Aim of the task: Each line of the material below should be reproduced exactly.

** Begin **

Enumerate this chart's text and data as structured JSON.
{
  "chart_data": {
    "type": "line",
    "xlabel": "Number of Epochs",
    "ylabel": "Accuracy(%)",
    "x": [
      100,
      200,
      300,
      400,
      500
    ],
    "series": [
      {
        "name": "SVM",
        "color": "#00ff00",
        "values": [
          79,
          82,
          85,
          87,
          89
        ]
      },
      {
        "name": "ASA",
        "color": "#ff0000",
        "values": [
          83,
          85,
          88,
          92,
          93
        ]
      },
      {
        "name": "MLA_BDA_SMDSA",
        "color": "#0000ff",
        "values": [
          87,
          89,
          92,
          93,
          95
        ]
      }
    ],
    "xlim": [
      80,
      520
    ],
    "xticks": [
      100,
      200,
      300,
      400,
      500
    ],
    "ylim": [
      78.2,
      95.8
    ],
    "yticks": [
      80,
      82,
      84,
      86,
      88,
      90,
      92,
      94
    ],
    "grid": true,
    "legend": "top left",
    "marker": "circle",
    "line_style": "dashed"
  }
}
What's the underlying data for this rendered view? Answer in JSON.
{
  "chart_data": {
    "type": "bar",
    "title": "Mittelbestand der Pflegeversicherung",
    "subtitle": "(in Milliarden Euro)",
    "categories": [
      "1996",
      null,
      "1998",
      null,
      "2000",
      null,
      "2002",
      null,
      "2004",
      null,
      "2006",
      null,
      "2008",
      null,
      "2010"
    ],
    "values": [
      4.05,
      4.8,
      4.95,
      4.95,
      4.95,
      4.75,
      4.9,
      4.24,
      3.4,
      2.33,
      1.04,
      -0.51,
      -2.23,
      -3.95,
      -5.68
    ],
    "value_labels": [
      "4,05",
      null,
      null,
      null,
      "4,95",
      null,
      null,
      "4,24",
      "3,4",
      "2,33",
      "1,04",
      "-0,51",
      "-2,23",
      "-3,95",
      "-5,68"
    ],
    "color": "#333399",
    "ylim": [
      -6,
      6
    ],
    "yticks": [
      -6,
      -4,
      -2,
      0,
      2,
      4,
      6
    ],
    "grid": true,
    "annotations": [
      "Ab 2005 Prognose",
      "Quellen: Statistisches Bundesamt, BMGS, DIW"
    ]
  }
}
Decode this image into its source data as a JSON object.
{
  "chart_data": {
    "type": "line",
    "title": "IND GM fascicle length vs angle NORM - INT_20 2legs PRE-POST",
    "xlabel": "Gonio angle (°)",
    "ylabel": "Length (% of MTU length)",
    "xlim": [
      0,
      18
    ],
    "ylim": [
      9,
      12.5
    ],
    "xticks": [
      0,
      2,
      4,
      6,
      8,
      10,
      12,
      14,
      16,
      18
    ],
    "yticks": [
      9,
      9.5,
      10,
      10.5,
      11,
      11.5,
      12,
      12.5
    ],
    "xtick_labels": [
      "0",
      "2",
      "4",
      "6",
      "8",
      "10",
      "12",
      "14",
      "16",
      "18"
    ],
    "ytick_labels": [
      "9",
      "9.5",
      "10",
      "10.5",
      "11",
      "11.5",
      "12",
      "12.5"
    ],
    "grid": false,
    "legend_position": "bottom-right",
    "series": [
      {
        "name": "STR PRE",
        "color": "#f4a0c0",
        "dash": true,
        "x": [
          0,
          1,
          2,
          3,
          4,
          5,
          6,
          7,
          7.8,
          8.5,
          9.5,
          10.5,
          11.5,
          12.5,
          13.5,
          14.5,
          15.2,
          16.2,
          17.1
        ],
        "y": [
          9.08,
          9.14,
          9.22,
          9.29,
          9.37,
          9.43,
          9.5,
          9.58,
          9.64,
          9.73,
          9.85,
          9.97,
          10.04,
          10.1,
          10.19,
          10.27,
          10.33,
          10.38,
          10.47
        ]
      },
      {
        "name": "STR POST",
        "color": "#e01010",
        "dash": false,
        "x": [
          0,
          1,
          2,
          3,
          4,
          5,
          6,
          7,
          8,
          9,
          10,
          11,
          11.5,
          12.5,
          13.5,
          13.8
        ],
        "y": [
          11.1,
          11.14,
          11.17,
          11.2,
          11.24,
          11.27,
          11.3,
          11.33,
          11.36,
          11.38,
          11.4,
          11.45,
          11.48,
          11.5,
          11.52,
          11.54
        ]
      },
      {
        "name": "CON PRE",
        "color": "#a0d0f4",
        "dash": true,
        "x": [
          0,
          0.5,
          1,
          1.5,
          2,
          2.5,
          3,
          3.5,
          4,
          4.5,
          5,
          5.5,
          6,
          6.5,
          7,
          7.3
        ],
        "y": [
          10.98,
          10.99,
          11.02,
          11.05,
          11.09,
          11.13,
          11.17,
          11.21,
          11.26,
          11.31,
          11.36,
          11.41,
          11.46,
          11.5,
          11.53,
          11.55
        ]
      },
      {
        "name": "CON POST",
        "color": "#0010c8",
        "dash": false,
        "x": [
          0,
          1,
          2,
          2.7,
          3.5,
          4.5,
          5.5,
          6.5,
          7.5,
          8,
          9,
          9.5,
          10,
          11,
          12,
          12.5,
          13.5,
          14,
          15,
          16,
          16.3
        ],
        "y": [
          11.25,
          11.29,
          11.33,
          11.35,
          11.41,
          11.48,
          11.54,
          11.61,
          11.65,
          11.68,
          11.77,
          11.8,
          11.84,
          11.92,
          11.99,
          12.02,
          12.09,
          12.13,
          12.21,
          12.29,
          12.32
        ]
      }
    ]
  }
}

** End **

Worked solution:
Enumerate this chart's text and data as structured JSON.
{
  "chart_data": {
    "type": "line",
    "xlabel": "Number of Epochs",
    "ylabel": "Accuracy(%)",
    "x": [
      100,
      200,
      300,
      400,
      500
    ],
    "series": [
      {
        "name": "SVM",
        "color": "#00ff00",
        "values": [
          79,
          82,
          85,
          87,
          89
        ]
      },
      {
        "name": "ASA",
        "color": "#ff0000",
        "values": [
          83,
          85,
          88,
          92,
          93
        ]
      },
      {
        "name": "MLA_BDA_SMDSA",
        "color": "#0000ff",
        "values": [
          87,
          89,
          92,
          93,
          95
        ]
      }
    ],
    "xlim": [
      80,
      520
    ],
    "xticks": [
      100,
      200,
      300,
      400,
      500
    ],
    "ylim": [
      78.2,
      95.8
    ],
    "yticks": [
      80,
      82,
      84,
      86,
      88,
      90,
      92,
      94
    ],
    "grid": true,
    "legend": "top left",
    "marker": "circle",
    "line_style": "dashed"
  }
}
What's the underlying data for this rendered view? Answer in JSON.
{
  "chart_data": {
    "type": "bar",
    "title": "Mittelbestand der Pflegeversicherung",
    "subtitle": "(in Milliarden Euro)",
    "categories": [
      "1996",
      null,
      "1998",
      null,
      "2000",
      null,
      "2002",
      null,
      "2004",
      null,
      "2006",
      null,
      "2008",
      null,
      "2010"
    ],
    "values": [
      4.05,
      4.8,
      4.95,
      4.95,
      4.95,
      4.75,
      4.9,
      4.24,
      3.4,
      2.33,
      1.04,
      -0.51,
      -2.23,
      -3.95,
      -5.68
    ],
    "value_labels": [
      "4,05",
      null,
      null,
      null,
      "4,95",
      null,
      null,
      "4,24",
      "3,4",
      "2,33",
      "1,04",
      "-0,51",
      "-2,23",
      "-3,95",
      "-5,68"
    ],
    "color": "#333399",
    "ylim": [
      -6,
      6
    ],
    "yticks": [
      -6,
      -4,
      -2,
      0,
      2,
      4,
      6
    ],
    "grid": true,
    "annotations": [
      "Ab 2005 Prognose",
      "Quellen: Statistisches Bundesamt, BMGS, DIW"
    ]
  }
}
Decode this image into its source data as a JSON object.
{
  "chart_data": {
    "type": "line",
    "title": "IND GM fascicle length vs angle NORM - INT_20 2legs PRE-POST",
    "xlabel": "Gonio angle (°)",
    "ylabel": "Length (% of MTU length)",
    "xlim": [
      0,
      18
    ],
    "ylim": [
      9,
      12.5
    ],
    "xticks": [
      0,
      2,
      4,
      6,
      8,
      10,
      12,
      14,
      16,
      18
    ],
    "yticks": [
      9,
      9.5,
      10,
      10.5,
      11,
      11.5,
      12,
      12.5
    ],
    "xtick_labels": [
      "0",
      "2",
      "4",
      "6",
      "8",
      "10",
      "12",
      "14",
      "16",
      "18"
    ],
    "ytick_labels": [
      "9",
      "9.5",
      "10",
      "10.5",
      "11",
      "11.5",
      "12",
      "12.5"
    ],
    "grid": false,
    "legend_position": "bottom-right",
    "series": [
      {
        "name": "STR PRE",
        "color": "#f4a0c0",
        "dash": true,
        "x": [
          0,
          1,
          2,
          3,
          4,
          5,
          6,
          7,
          7.8,
          8.5,
          9.5,
          10.5,
          11.5,
          12.5,
          13.5,
          14.5,
          15.2,
          16.2,
          17.1
        ],
        "y": [
          9.08,
          9.14,
          9.22,
          9.29,
          9.37,
          9.43,
          9.5,
          9.58,
          9.64,
          9.73,
          9.85,
          9.97,
          10.04,
          10.1,
          10.19,
          10.27,
          10.33,
          10.38,
          10.47
        ]
      },
      {
        "name": "STR POST",
        "color": "#e01010",
        "dash": false,
        "x": [
          0,
          1,
          2,
          3,
          4,
          5,
          6,
          7,
          8,
          9,
          10,
          11,
          11.5,
          12.5,
          13.5,
          13.8
        ],
        "y": [
          11.1,
          11.14,
          11.17,
          11.2,
          11.24,
          11.27,
          11.3,
          11.33,
          11.36,
          11.38,
          11.4,
          11.45,
          11.48,
          11.5,
          11.52,
          11.54
        ]
      },
      {
        "name": "CON PRE",
        "color": "#a0d0f4",
        "dash": true,
        "x": [
          0,
          0.5,
          1,
          1.5,
          2,
          2.5,
          3,
          3.5,
          4,
          4.5,
          5,
          5.5,
          6,
          6.5,
          7,
          7.3
        ],
        "y": [
          10.98,
          10.99,
          11.02,
          11.05,
          11.09,
          11.13,
          11.17,
          11.21,
          11.26,
          11.31,
          11.36,
          11.41,
          11.46,
          11.5,
          11.53,
          11.55
        ]
      },
      {
        "name": "CON POST",
        "color": "#0010c8",
        "dash": false,
        "x": [
          0,
          1,
          2,
          2.7,
          3.5,
          4.5,
          5.5,
          6.5,
          7.5,
          8,
          9,
          9.5,
          10,
          11,
          12,
          12.5,
          13.5,
          14,
          15,
          16,
          16.3
        ],
        "y": [
          11.25,
          11.29,
          11.33,
          11.35,
          11.41,
          11.48,
          11.54,
          11.61,
          11.65,
          11.68,
          11.77,
          11.8,
          11.84,
          11.92,
          11.99,
          12.02,
          12.09,
          12.13,
          12.21,
          12.29,
          12.32
        ]
      }
    ]
  }
}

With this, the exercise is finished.